▶ _THE TASK_:
Transcribe all of the records precisely as they are presented.

▶ _DATASET EXCERPTS_:
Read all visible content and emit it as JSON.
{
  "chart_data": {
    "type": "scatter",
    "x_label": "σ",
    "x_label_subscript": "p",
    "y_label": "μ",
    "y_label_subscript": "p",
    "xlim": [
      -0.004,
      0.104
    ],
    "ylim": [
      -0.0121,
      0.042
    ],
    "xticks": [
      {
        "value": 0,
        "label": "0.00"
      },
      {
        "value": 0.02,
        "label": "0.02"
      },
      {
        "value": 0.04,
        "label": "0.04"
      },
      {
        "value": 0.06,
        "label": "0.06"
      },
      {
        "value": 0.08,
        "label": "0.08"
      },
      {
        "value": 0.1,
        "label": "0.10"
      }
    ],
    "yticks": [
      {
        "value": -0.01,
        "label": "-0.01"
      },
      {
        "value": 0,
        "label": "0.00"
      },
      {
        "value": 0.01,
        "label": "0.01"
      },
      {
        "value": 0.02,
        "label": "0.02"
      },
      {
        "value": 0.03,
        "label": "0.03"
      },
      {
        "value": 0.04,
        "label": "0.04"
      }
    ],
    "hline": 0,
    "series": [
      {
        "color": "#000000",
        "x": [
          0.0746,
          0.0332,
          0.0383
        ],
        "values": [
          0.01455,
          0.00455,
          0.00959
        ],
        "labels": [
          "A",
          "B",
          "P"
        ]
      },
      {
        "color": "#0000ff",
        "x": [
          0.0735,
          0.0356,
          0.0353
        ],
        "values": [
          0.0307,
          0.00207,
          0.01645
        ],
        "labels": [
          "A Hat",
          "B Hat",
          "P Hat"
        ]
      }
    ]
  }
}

▶ _SOLUTION_:
Read all visible content and emit it as JSON.
{
  "chart_data": {
    "type": "scatter",
    "x_label": "σ",
    "x_label_subscript": "p",
    "y_label": "μ",
    "y_label_subscript": "p",
    "xlim": [
      -0.004,
      0.104
    ],
    "ylim": [
      -0.0121,
      0.042
    ],
    "xticks": [
      {
        "value": 0,
        "label": "0.00"
      },
      {
        "value": 0.02,
        "label": "0.02"
      },
      {
        "value": 0.04,
        "label": "0.04"
      },
      {
        "value": 0.06,
        "label": "0.06"
      },
      {
        "value": 0.08,
        "label": "0.08"
      },
      {
        "value": 0.1,
        "label": "0.10"
      }
    ],
    "yticks": [
      {
        "value": -0.01,
        "label": "-0.01"
      },
      {
        "value": 0,
        "label": "0.00"
      },
      {
        "value": 0.01,
        "label": "0.01"
      },
      {
        "value": 0.02,
        "label": "0.02"
      },
      {
        "value": 0.03,
        "label": "0.03"
      },
      {
        "value": 0.04,
        "label": "0.04"
      }
    ],
    "hline": 0,
    "series": [
      {
        "color": "#000000",
        "x": [
          0.0746,
          0.0332,
          0.0383
        ],
        "values": [
          0.01455,
          0.00455,
          0.00959
        ],
        "labels": [
          "A",
          "B",
          "P"
        ]
      },
      {
        "color": "#0000ff",
        "x": [
          0.0735,
          0.0356,
          0.0353
        ],
        "values": [
          0.0307,
          0.00207,
          0.01645
        ],
        "labels": [
          "A Hat",
          "B Hat",
          "P Hat"
        ]
      }
    ]
  }
}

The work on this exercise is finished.